■ **Work to do**
Return the number of lines in which the word "разі" appears; add nothing else.

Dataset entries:

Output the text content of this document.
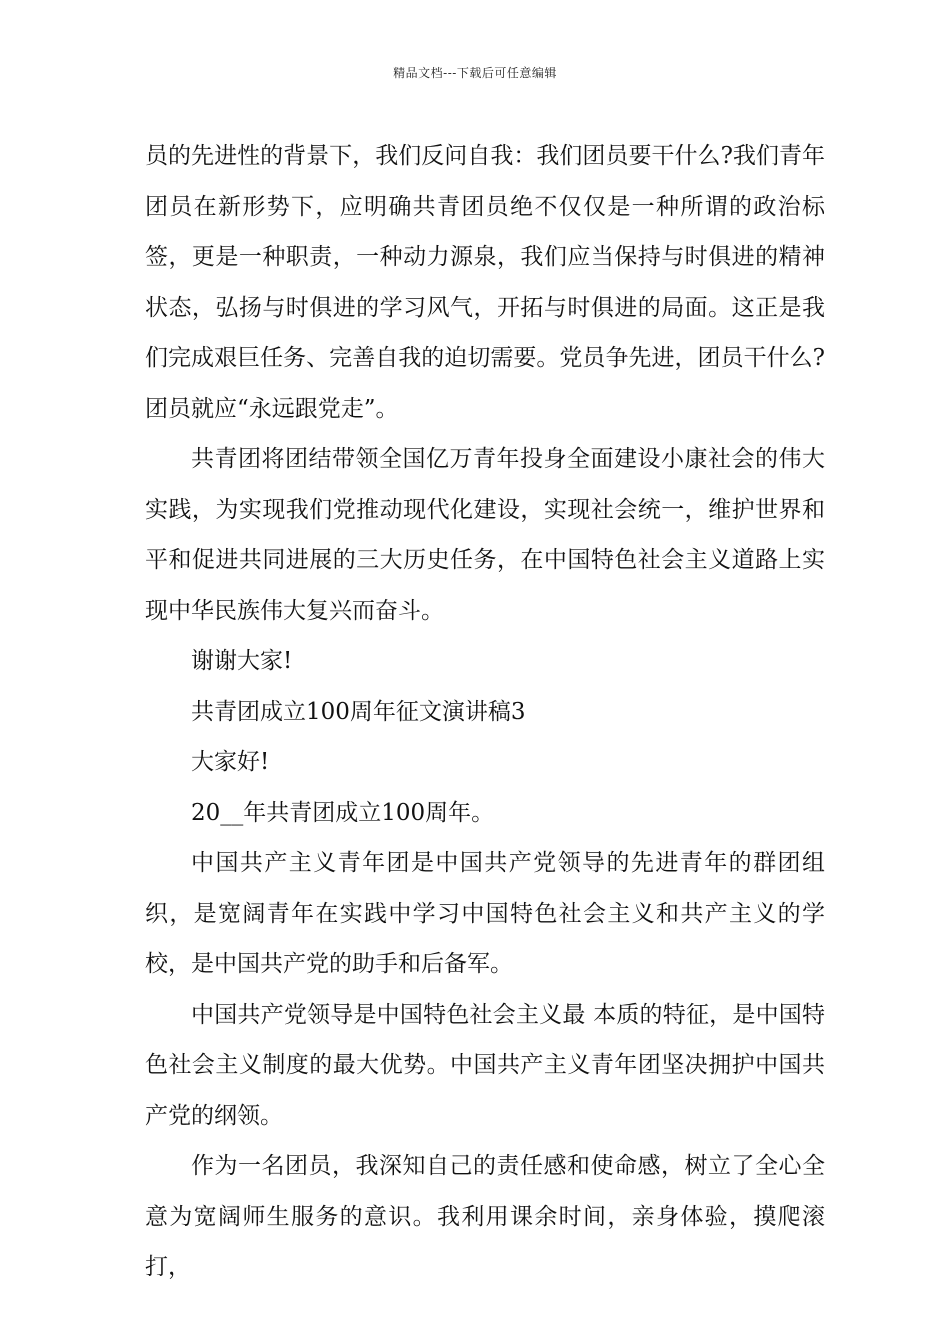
精品文档---下载后可任意编辑

员的先进性的背景下，我们反问自我：我们团员要干什么?我们青年团员在新形势下，应明确共青团员绝不仅仅是一种所谓的政治标签，更是一种职责，一种动力源泉，我们应当保持与时俱进的精神状态，弘扬与时俱进的学习风气，开拓与时俱进的局面。这正是我们完成艰巨任务、完善自我的迫切需要。党员争先进，团员干什么?团员就应“永远跟党走”。

共青团将团结带领全国亿万青年投身全面建设小康社会的伟大实践，为实现我们党推动现代化建设，实现社会统一，维护世界和平和促进共同进展的三大历史任务，在中国特色社会主义道路上实现中华民族伟大复兴而奋斗。

谢谢大家!

共青团成立100周年征文演讲稿3

大家好!

20__年共青团成立100周年。

中国共产主义青年团是中国共产党领导的先进青年的群团组织，是宽阔青年在实践中学习中国特色社会主义和共产主义的学校，是中国共产党的助手和后备军。

中国共产党领导是中国特色社会主义最 本质的特征，是中国特色社会主义制度的最大优势。中国共产主义青年团坚决拥护中国共产党的纲领。

作为一名团员，我深知自己的责任感和使命感，树立了全心全意为宽阔师生服务的意识。我利用课余时间，亲身体验，摸爬滚打，
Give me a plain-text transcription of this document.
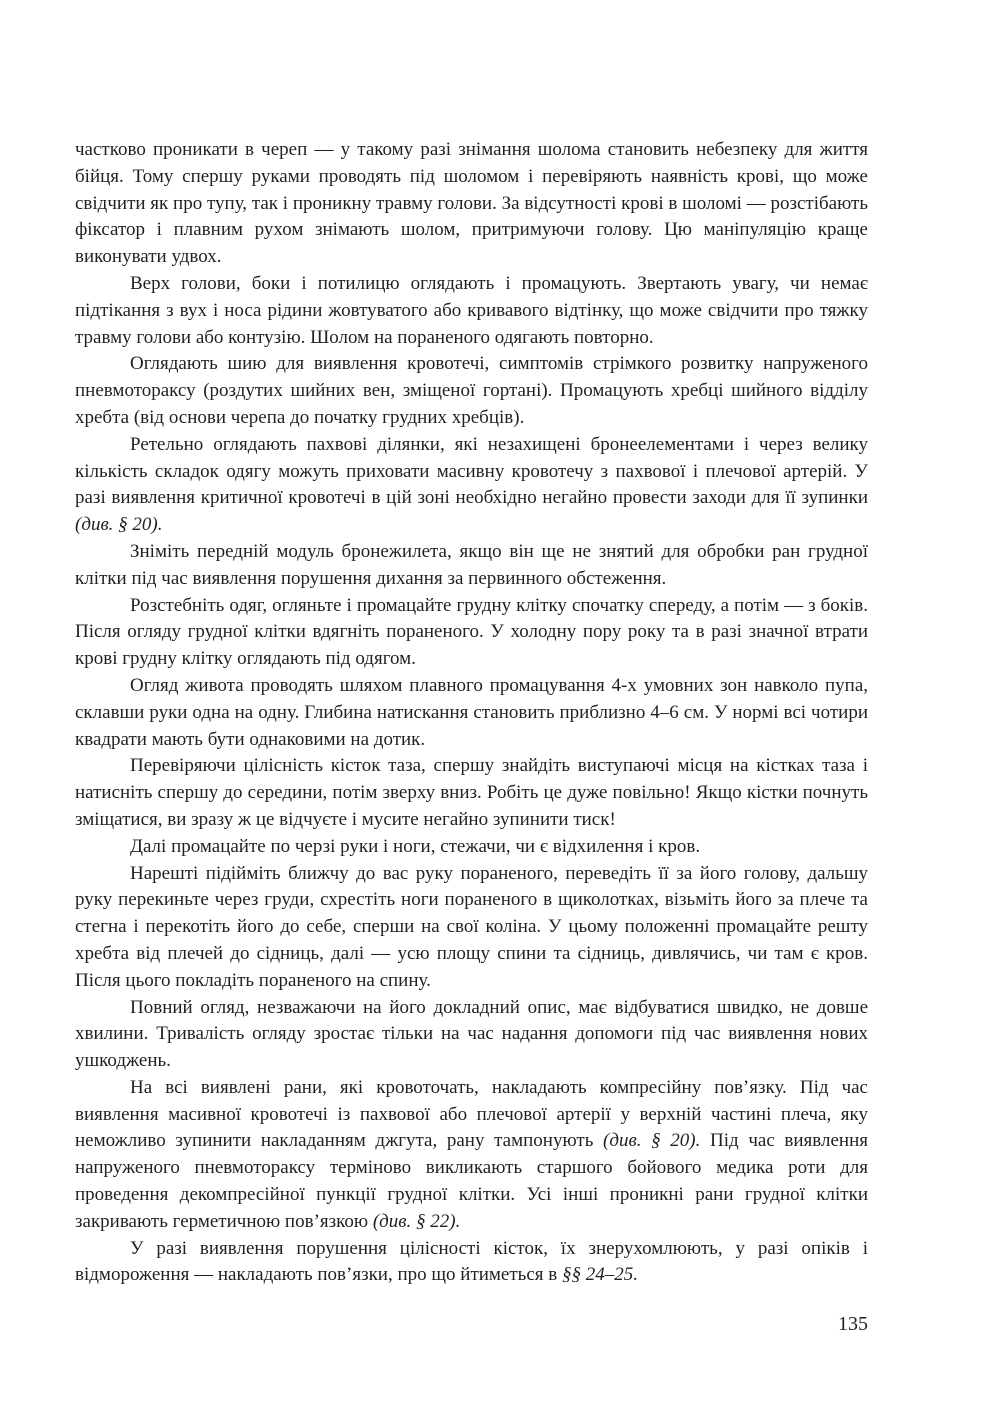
частково проникати в череп — у такому разі знімання шолома становить небезпеку для життя бійця. Тому спершу руками проводять під шоломом і перевіряють наявність крові, що може свідчити як про тупу, так і проникну травму голови. За відсутності крові в шоломі — розстібають фіксатор і плавним рухом знімають шолом, притримуючи голову. Цю маніпуляцію краще виконувати удвох.

Верх голови, боки і потилицю оглядають і промацують. Звертають увагу, чи немає підтікання з вух і носа рідини жовтуватого або кривавого відтінку, що може свідчити про тяжку травму голови або контузію. Шолом на пораненого одягають повторно.

Оглядають шию для виявлення кровотечі, симптомів стрімкого розвитку напруженого пневмотораксу (роздутих шийних вен, зміщеної гортані). Промацують хребці шийного відділу хребта (від основи черепа до початку грудних хребців).

Ретельно оглядають пахвові ділянки, які незахищені бронеелементами і через велику кількість складок одягу можуть приховати масивну кровотечу з пахвової і плечової артерій. У разі виявлення критичної кровотечі в цій зоні необхідно негайно провести заходи для її зупинки (див. § 20).

Зніміть передній модуль бронежилета, якщо він ще не знятий для обробки ран грудної клітки під час виявлення порушення дихання за первинного обстеження.

Розстебніть одяг, огляньте і промацайте грудну клітку спочатку спереду, а потім — з боків. Після огляду грудної клітки вдягніть пораненого. У холодну пору року та в разі значної втрати крові грудну клітку оглядають під одягом.

Огляд живота проводять шляхом плавного промацування 4-х умовних зон навколо пупа, склавши руки одна на одну. Глибина натискання становить приблизно 4–6 см. У нормі всі чотири квадрати мають бути однаковими на дотик.

Перевіряючи цілісність кісток таза, спершу знайдіть виступаючі місця на кістках таза і натисніть спершу до середини, потім зверху вниз. Робіть це дуже повільно! Якщо кістки почнуть зміщатися, ви зразу ж це відчуєте і мусите негайно зупинити тиск!

Далі промацайте по черзі руки і ноги, стежачи, чи є відхилення і кров.

Нарешті підійміть ближчу до вас руку пораненого, переведіть її за його голову, дальшу руку перекиньте через груди, схрестіть ноги пораненого в щиколотках, візьміть його за плече та стегна і перекотіть його до себе, сперши на свої коліна. У цьому положенні промацайте решту хребта від плечей до сідниць, далі — усю площу спини та сідниць, дивлячись, чи там є кров. Після цього покладіть пораненого на спину.

Повний огляд, незважаючи на його докладний опис, має відбуватися швидко, не довше хвилини. Тривалість огляду зростає тільки на час надання допомоги під час виявлення нових ушкоджень.

На всі виявлені рани, які кровоточать, накладають компресійну пов’язку. Під час виявлення масивної кровотечі із пахвової або плечової артерії у верхній частині плеча, яку неможливо зупинити накладанням джгута, рану тампонують (див. § 20). Під час виявлення напруженого пневмотораксу терміново викликають старшого бойового медика роти для проведення декомпресійної пункції грудної клітки. Усі інші проникні рани грудної клітки закривають герметичною пов’язкою (див. § 22).

У разі виявлення порушення цілісності кісток, їх знерухомлюють, у разі опіків і відмороження — накладають пов’язки, про що йтиметься в §§ 24–25.

135
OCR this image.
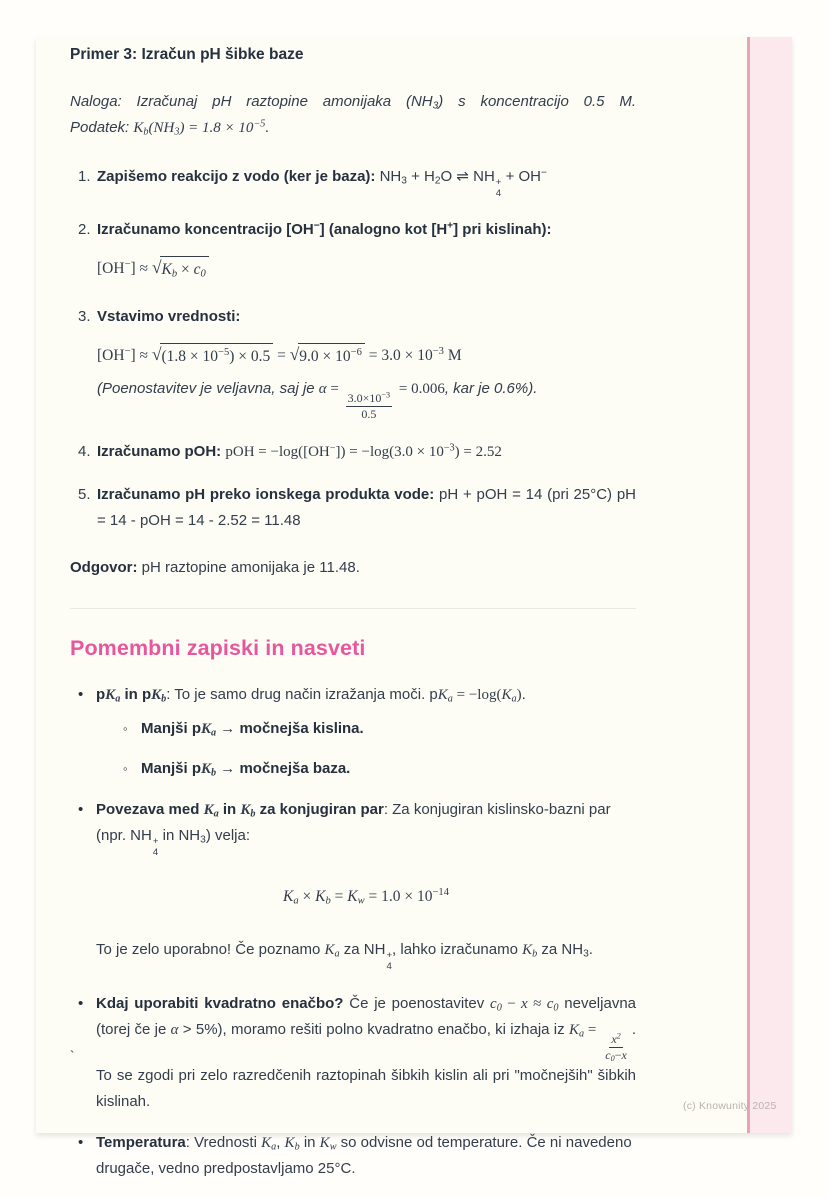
Primer 3: Izračun pH šibke baze
Naloga: Izračunaj pH raztopine amonijaka $(NH_3)$ s koncentracijo 0.5 M.
Podatek: $K_b(NH_3) = 1.8 \times 10^{-5}$.
1. Zapišemo reakcijo z vodo (ker je baza): $NH_3 + H_2O$ ⇌ NH +
4
+ OH−
2. Izračunamo koncentracijo [OH−] (analogno kot [H+] pri kislinah):
[OH−] ≈ √ $K_b \times c_0$
3. Vstavimo vrednosti:
[OH−] ≈ √ $(1.8 \times 10^{-5}) \times 0.5$ = √ $9.0 \times 10^{-6} = 3.0 \times 10^{-3}$ M
(Poenostavitev je veljavna, saj je α =
$\frac{3.0\times 10^{-3}}{0.5}$
= 0.006, kar je 0.6%).
4. Izračunamo pOH: pOH = $-\log([OH^-]) = -\log(3.0 \times 10^{-3}) = 2.52$
5. Izračunamo pH preko ionskega produkta vode: pH + pOH = 14 (pri 25°C) pH = 14 - pOH = 14 - 2.52 = 11.48
Odgovor: pH raztopine amonijaka je 11.48.
Pomembni zapiski in nasveti
• $pK_a$ in $pK_b$: To je samo drug način izražanja moči. $pK_a = -\log(K_a)$.
◦ Manjši $pK_a$ → močnejša kislina.
◦ Manjši $pK_b$ → močnejša baza.
• Povezava med $K_a$ in $K_b$ za konjugiran par: Za konjugiran kislinsko-bazni par (npr. NH +
4
in $NH_3$) velja:
$K_a \times K_b = K_w = 1.0 \times 10^{-14}$
To je zelo uporabno! Če poznamo $K_a$ za NH +
4
, lahko izračunamo $K_b$ za $NH_3$.
• Kdaj uporabiti kvadratno enačbo? Če je poenostavitev $c_0 - x \approx c_0$ neveljavna (torej če je α > 5%), moramo rešiti polno kvadratno enačbo, ki izhaja iz $K_a$ =
$\frac{x^2}{c_0-x}$
. To se zgodi pri zelo razredčenih raztopinah šibkih kislin ali pri "močnejših" šibkih kislinah.
• Temperatura: Vrednosti $K_a$, $K_b$ in $K_w$ so odvisne od temperature. Če ni navedeno drugače, vedno predpostavljamo 25°C.
`
(c) Knowunity 2025
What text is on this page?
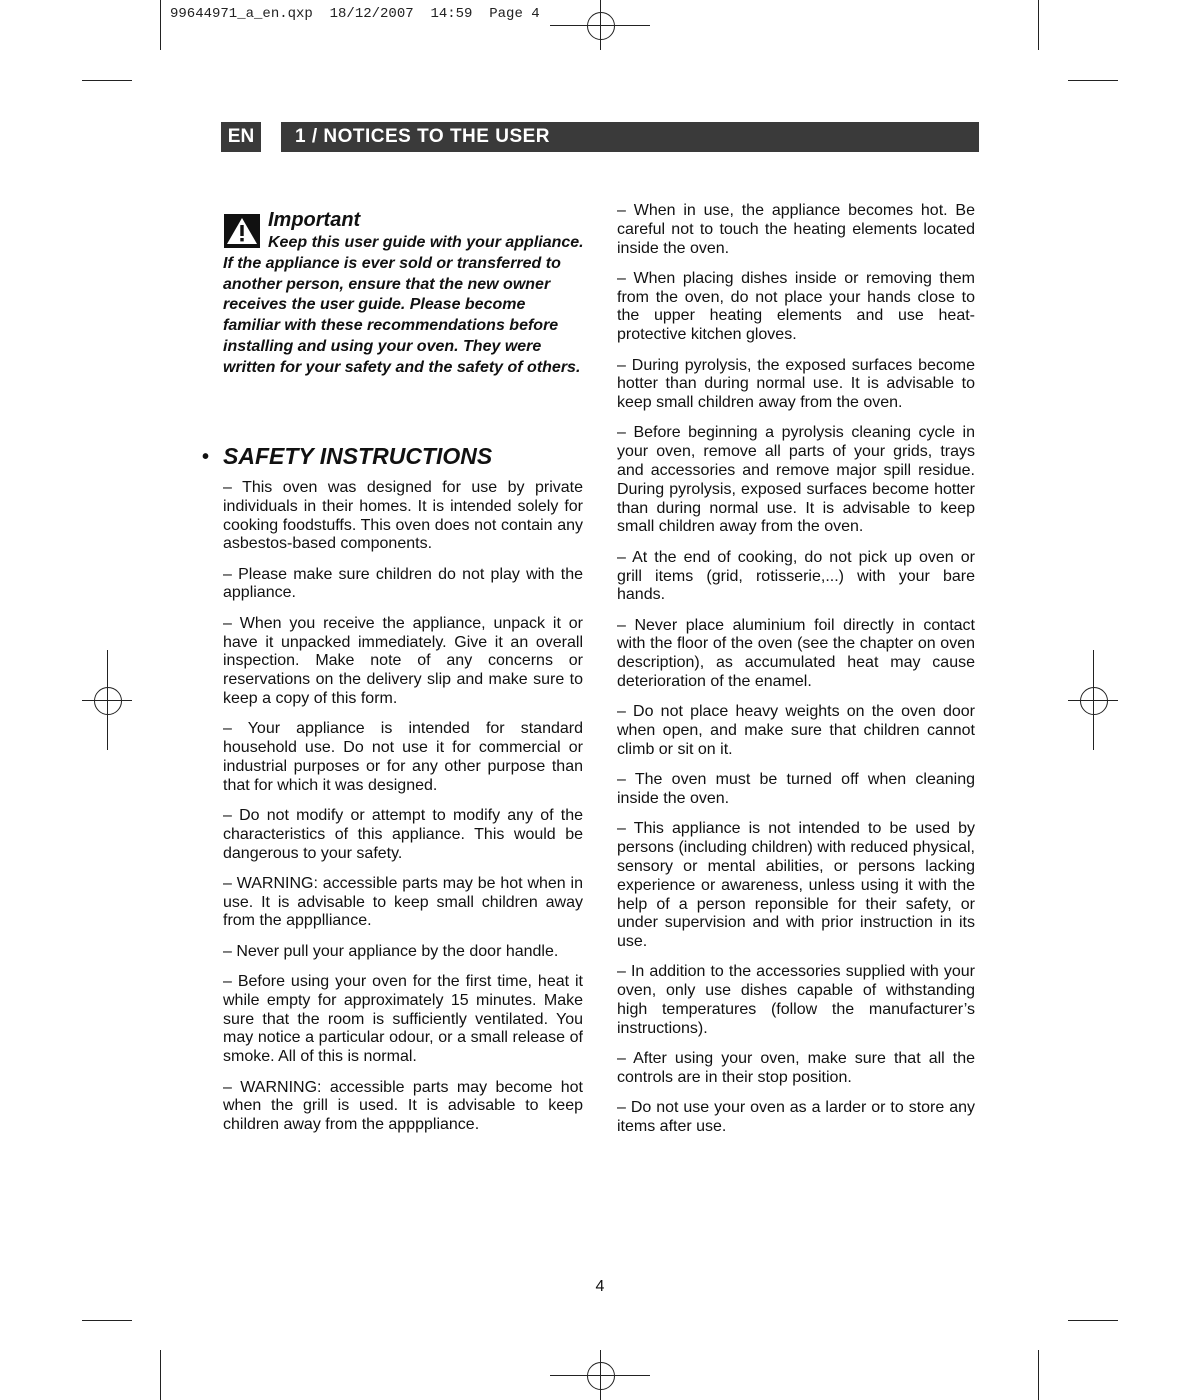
99644971_a_en.qxp  18/12/2007  14:59  Page 4
EN	1 / NOTICES TO THE USER
Important
Keep this user guide with your appliance. If the appliance is ever sold or transferred to another person, ensure that the new owner receives the user guide. Please become familiar with these recommendations before installing and using your oven. They were written for your safety and the safety of others.
• SAFETY INSTRUCTIONS

– This oven was designed for use by private individuals in their homes. It is intended solely for cooking foodstuffs. This oven does not contain any asbestos-based components.

– Please make sure children do not play with the appliance.

– When you receive the appliance, unpack it or have it unpacked immediately. Give it an overall inspection. Make note of any concerns or reservations on the delivery slip and make sure to keep a copy of this form.

– Your appliance is intended for standard household use. Do not use it for commercial or industrial purposes or for any other purpose than that for which it was designed.

– Do not modify or attempt to modify any of the characteristics of this appliance. This would be dangerous to your safety.

– WARNING: accessible parts may be hot when in use. It is advisable to keep small children away from the appplliance.

– Never pull your appliance by the door handle.

– Before using your oven for the first time, heat it while empty for approximately 15 minutes. Make sure that the room is sufficiently ventilated. You may notice a particular odour, or a small release of smoke. All of this is normal.

– WARNING: accessible parts may become hot when the grill is used. It is advisable to keep children away from the appppliance.

– When in use, the appliance becomes hot. Be careful not to touch the heating elements located inside the oven.

– When placing dishes inside or removing them from the oven, do not place your hands close to the upper heating elements and use heat-protective kitchen gloves.

– During pyrolysis, the exposed surfaces become hotter than during normal use. It is advisable to keep small children away from the oven.

– Before beginning a pyrolysis cleaning cycle in your oven, remove all parts of your grids, trays and accessories and remove major spill residue. During pyrolysis, exposed surfaces become hotter than during normal use. It is advisable to keep small children away from the oven.

– At the end of cooking, do not pick up oven or grill items (grid, rotisserie,...) with your bare hands.

– Never place aluminium foil directly in contact with the floor of the oven (see the chapter on oven description), as accumulated heat may cause deterioration of the enamel.

– Do not place heavy weights on the oven door when open, and make sure that children cannot climb or sit on it.

– The oven must be turned off when cleaning inside the oven.

– This appliance is not intended to be used by persons (including children) with reduced physical, sensory or mental abilities, or persons lacking experience or awareness, unless using it with the help of a person reponsible for their safety, or under supervision and with prior instruction in its use.

– In addition to the accessories supplied with your oven, only use dishes capable of withstanding high temperatures (follow the manufacturer’s instructions).

– After using your oven, make sure that all the controls are in their stop position.

– Do not use your oven as a larder or to store any items after use.

4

■ **Answer to this exercise**
4